* **EXERCISE INSTRUCTIONS**
Your answer should be a single number: the count of lines in the material below that hold "name".

(Excerpts from a figure dataset)

* * * * * * *

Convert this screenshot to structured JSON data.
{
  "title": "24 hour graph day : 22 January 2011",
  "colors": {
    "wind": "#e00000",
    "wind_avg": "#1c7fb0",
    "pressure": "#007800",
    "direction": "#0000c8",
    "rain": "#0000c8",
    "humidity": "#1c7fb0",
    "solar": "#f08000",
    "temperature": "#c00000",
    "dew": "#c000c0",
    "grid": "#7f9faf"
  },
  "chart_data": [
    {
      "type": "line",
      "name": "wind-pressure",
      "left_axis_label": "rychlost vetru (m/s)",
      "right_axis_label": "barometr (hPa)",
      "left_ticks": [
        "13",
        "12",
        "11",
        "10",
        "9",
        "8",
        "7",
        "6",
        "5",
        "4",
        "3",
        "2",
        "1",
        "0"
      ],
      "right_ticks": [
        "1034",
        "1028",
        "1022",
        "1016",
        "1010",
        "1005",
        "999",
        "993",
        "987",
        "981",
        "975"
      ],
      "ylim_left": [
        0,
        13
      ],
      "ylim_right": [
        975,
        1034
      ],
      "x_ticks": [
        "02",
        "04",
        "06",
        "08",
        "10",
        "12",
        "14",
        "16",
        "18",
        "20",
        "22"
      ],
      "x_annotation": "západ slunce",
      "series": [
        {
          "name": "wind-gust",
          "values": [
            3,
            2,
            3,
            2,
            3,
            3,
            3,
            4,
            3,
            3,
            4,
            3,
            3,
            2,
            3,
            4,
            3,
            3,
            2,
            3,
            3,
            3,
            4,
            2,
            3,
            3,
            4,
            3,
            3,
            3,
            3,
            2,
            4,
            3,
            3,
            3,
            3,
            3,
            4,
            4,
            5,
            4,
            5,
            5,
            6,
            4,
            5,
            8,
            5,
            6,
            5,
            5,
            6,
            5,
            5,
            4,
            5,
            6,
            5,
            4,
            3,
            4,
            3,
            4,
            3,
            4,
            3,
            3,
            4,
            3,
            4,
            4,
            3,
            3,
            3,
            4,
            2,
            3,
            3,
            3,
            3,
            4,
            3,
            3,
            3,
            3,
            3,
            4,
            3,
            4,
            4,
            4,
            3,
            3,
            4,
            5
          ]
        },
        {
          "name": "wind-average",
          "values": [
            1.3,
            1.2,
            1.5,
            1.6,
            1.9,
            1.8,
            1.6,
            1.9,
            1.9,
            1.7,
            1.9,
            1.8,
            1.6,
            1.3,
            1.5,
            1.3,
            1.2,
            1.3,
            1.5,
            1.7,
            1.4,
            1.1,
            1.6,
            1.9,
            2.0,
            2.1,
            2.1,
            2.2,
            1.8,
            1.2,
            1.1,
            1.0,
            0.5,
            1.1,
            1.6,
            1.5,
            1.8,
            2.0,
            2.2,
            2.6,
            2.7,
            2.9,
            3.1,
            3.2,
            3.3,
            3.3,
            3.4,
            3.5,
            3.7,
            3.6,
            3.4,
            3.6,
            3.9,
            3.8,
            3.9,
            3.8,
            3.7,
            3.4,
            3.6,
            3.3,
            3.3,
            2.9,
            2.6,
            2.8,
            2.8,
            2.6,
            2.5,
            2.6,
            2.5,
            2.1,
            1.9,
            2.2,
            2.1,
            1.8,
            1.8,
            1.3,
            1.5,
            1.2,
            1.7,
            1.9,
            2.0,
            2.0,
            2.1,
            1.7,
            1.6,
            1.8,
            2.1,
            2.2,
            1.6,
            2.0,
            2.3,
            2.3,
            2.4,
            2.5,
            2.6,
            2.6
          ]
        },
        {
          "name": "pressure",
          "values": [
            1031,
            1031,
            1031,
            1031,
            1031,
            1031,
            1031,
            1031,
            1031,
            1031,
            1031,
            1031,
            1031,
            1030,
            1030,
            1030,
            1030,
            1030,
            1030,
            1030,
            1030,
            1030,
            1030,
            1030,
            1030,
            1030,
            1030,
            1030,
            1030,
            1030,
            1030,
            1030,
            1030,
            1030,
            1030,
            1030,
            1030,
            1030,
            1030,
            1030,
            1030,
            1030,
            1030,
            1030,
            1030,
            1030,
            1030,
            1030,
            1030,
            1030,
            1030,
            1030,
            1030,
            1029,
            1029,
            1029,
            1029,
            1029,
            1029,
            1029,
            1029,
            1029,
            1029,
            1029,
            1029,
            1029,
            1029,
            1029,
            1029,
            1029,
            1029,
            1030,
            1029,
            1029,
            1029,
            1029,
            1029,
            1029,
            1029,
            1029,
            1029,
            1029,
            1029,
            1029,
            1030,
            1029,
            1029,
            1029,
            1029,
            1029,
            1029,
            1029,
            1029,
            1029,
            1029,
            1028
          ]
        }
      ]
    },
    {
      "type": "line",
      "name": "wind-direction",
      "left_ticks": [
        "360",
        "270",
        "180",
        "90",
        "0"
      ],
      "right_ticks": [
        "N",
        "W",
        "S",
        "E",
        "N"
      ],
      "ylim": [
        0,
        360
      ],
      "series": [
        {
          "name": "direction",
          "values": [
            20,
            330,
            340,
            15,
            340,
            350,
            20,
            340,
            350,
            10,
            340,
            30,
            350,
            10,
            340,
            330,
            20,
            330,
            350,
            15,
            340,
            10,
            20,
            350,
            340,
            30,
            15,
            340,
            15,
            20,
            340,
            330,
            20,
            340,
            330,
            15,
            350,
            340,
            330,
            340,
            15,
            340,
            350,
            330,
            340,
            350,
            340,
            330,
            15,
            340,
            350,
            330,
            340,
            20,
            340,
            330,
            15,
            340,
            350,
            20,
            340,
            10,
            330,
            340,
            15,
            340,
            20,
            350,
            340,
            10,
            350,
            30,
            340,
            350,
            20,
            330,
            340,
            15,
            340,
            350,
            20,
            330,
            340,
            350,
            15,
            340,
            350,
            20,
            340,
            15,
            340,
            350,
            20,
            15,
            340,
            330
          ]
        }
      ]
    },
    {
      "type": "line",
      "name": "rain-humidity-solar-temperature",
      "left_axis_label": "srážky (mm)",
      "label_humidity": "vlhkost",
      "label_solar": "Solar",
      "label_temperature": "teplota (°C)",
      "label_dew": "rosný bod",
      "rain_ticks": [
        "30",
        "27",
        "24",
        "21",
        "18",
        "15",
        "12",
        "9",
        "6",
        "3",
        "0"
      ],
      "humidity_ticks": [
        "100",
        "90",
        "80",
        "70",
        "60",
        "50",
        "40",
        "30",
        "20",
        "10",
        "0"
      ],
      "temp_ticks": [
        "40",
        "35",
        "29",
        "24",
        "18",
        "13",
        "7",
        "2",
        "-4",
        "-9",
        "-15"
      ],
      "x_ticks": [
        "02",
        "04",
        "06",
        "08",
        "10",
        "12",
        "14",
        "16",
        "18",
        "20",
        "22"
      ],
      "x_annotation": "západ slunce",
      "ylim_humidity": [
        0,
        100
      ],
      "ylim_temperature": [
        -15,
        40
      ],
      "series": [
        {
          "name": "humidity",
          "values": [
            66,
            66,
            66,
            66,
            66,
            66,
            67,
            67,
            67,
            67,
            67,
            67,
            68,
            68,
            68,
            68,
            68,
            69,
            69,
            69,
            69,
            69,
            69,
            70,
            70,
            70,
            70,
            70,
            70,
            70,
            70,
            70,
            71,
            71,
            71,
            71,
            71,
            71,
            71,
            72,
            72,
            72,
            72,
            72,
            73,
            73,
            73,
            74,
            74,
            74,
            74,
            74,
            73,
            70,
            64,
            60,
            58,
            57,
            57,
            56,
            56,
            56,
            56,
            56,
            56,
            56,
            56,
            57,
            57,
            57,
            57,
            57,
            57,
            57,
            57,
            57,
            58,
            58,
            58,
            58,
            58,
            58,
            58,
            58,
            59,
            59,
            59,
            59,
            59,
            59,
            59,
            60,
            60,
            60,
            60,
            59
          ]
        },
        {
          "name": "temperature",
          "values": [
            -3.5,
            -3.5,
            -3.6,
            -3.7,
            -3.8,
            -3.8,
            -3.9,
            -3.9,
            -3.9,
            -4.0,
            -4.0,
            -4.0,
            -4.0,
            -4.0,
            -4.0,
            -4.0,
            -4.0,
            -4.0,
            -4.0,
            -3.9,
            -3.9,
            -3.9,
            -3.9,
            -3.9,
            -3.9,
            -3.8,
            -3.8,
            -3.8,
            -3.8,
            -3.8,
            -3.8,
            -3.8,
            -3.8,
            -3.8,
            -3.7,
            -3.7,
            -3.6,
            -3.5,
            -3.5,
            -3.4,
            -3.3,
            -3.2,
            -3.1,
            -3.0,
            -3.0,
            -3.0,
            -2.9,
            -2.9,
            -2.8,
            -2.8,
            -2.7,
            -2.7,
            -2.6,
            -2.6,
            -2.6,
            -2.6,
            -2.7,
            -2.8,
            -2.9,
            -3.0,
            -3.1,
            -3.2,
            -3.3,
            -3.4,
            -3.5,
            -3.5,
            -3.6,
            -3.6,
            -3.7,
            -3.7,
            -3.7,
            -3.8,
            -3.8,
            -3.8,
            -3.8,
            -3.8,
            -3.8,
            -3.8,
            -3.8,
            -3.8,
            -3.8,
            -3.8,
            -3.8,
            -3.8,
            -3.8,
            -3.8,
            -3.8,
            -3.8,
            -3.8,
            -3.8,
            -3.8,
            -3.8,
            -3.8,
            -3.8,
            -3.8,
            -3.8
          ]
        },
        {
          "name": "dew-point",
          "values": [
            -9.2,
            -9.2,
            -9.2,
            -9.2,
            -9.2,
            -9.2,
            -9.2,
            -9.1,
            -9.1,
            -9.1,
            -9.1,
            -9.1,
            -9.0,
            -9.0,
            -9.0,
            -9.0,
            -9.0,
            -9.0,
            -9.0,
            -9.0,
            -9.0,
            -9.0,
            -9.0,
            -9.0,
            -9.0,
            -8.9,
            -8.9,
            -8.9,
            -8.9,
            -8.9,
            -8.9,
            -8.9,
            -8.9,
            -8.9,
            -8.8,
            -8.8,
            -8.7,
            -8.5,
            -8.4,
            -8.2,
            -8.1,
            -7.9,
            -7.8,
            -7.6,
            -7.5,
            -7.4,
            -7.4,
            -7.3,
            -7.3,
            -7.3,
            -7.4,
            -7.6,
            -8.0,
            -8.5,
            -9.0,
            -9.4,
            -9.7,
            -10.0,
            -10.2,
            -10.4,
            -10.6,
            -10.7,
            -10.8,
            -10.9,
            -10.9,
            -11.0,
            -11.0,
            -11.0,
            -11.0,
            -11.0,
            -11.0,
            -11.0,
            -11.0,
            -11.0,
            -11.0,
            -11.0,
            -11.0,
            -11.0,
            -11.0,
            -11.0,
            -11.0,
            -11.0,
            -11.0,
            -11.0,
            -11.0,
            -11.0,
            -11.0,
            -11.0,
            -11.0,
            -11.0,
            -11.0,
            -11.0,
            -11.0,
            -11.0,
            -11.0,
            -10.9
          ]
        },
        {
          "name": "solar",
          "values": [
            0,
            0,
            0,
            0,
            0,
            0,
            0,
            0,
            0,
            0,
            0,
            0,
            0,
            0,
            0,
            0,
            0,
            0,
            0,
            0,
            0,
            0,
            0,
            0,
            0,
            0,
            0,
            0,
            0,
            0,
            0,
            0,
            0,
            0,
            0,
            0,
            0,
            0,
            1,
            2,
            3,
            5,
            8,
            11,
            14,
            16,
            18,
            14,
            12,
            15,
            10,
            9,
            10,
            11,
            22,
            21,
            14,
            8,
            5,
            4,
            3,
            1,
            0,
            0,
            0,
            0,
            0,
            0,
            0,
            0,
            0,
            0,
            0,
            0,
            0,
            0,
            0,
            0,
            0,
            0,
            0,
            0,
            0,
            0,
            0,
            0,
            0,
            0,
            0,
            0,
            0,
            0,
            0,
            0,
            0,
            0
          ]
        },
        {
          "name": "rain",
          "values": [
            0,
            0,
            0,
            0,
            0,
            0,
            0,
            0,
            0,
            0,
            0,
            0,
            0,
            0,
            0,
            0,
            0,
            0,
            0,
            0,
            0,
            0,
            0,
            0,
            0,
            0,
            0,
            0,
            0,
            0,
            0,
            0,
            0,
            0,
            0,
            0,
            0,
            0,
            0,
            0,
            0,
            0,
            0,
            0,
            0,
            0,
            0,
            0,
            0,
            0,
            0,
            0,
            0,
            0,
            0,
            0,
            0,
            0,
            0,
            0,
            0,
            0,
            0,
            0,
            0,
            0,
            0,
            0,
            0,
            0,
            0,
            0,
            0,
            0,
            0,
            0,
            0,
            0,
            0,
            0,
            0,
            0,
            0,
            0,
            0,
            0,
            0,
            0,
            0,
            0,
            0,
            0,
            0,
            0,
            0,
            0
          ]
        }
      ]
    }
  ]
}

* * * * * * *

* **TASK SOLUTION**
12